**SUPPLIED TEXT**
I need to validate an input string using checksum for alphanumerics

Question

I have the following function that validates a digits input consisted of only numbers based on Luhn Algorithm:

function isCheckdigitCorrect(value) {
// accept only digits, dashes or spaces
  if (/[^0-9-\s]+/.test(value)) return false;

  var nCheck = 0, nDigit = 0, bEven = false;
  value = value.replace(/\D/g, "");

  for (var n = value.length - 1; n >= 0; n--) {
    var cDigit = value.charAt(n),
      nDigit = parseInt(cDigit, 10);

    if (bEven) {
      if ((nDigit *= 2) > 9) nDigit -= 9;
    }

    nCheck += nDigit;
    bEven = !bEven;
  }

  return (nCheck % 10) == 0;
}

Is there anyway that I can validate also alphanumerics, so let's suppose I have a valid ID: AC813(6) , () is the checksum. So is there a way that I can prevent users having to type mistakenly AF813(6) so this would tell user incorrect ID.

I appreciate your help

Answer 1

If you just want to do the Luhn algorithm with letters replacing some of the numbers, then include an additional step to convert letters to numbers within your function.

So if you wanted to allow say A, B, C, D that convert to 0, 1, 2, 3 then you could do:

function isCheckdigitCorrect(value) {

  // Letter to number mapping
  var letters = {a:'0', b:'1', c:'2', d:'3'};
  
  // Convert letters to their number equivalents, if they have one
  value = value.split('').reduce(function(s, c){
    return s += letters[c.toLowerCase()] || c;
  },'');

  // Continue as currently
  // accept only digits, dashes or spaces
  if (/[^0-9-\s]+/.test(value)) return false;

  var nCheck = 0, nDigit = 0, bEven = false;
  value = value.replace(/\D/g, "");

  for (var n = value.length - 1; n >= 0; n--) {
    var cDigit = value.charAt(n),
      nDigit = parseInt(cDigit, 10);

    if (bEven) {
      if ((nDigit *= 2) > 9) nDigit -= 9;
    }

    nCheck += nDigit;
    bEven = !bEven;
  }

  return (nCheck % 10) == 0;
}

// In the following, A = 0 and D = 3
console.log(isCheckdigitCorrect('375767AA4D6AA21'));

You can implement other algorithms in a similar way.

Answer 2

Substituting digits for alphabetic characters to calculate a checksum severely reduces the robustness of the check, and the simplest suggestion I can come up with is to use the Luhn mod N algorithm described on Wikipedia.

**REQUESTS**
[A] Reproduce the part of the checksum thread running from "Substituting digits for" down to "described on Wikipedia.".
[B] In the checksum thread, which algorithm does the second answer suggest using instead of substituting digits for letters?
The material that follows is not needed for anything here.

[Element box records]

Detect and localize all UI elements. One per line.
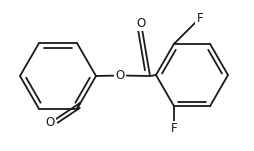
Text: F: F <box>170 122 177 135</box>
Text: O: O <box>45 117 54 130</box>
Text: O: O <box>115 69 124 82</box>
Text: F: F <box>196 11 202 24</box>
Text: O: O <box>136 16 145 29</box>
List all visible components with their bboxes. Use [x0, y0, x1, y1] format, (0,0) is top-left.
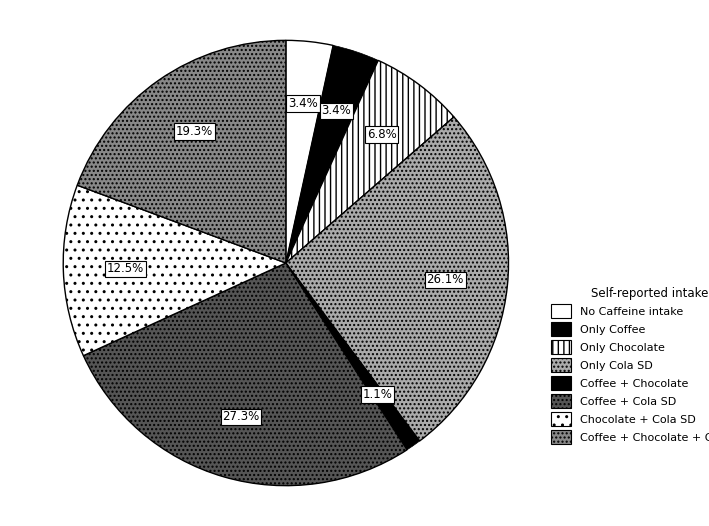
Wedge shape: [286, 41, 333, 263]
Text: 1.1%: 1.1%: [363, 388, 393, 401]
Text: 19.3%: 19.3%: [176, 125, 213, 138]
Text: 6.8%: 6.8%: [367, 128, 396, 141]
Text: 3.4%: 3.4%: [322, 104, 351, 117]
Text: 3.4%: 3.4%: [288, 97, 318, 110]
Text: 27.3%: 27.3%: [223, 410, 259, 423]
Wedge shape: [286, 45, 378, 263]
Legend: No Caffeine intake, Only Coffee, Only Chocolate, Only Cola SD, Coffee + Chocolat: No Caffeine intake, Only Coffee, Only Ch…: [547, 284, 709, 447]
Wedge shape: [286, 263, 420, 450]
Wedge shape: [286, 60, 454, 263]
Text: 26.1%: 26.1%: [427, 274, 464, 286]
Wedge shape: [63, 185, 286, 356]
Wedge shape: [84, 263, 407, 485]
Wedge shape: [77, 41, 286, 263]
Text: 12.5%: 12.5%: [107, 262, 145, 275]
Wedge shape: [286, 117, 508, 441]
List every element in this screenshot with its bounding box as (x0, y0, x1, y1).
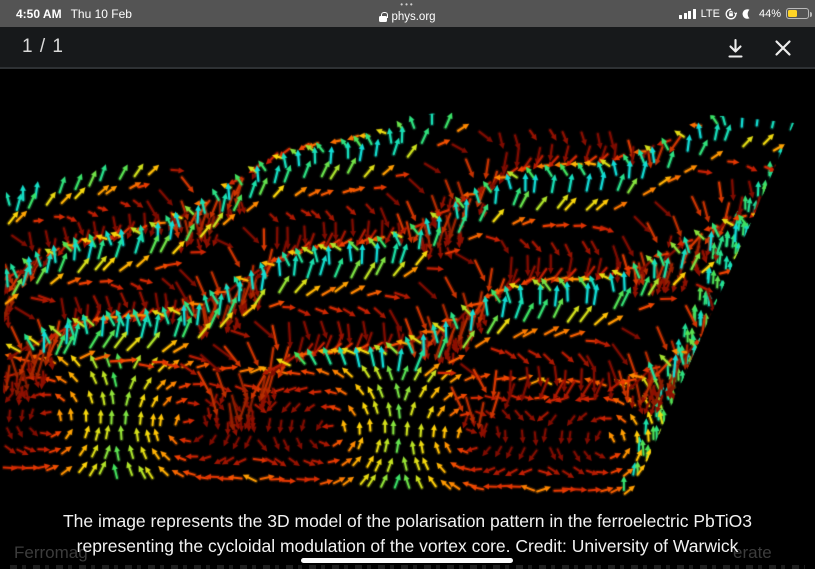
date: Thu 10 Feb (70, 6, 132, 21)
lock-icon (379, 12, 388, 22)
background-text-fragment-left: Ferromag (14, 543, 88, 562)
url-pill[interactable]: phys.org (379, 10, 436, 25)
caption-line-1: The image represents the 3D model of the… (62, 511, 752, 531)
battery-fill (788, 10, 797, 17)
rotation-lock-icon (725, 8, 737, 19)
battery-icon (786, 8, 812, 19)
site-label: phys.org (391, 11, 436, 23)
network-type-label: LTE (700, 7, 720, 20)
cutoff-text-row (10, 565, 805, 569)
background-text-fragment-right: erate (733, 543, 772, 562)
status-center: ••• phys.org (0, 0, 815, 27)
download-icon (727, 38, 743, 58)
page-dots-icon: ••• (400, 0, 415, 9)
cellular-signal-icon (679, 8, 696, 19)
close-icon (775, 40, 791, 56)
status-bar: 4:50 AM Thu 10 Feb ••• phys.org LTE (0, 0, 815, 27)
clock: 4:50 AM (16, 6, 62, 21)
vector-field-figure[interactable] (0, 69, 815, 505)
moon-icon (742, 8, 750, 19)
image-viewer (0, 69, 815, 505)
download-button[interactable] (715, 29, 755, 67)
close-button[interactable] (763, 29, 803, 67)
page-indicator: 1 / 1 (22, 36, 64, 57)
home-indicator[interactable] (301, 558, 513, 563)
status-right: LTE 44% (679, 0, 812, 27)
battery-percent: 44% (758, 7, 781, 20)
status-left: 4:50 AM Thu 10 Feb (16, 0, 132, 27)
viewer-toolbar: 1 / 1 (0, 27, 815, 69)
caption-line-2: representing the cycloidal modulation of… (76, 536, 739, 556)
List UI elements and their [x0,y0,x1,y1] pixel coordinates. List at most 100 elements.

**REPLIES**
[A]
Substituting digits for alphabetic characters to calculate a checksum severely reduces the robustness of the check, and the simplest suggestion I can come up with is to use the Luhn mod N algorithm described on Wikipedia.

[B] The Luhn mod N algorithm described on Wikipedia.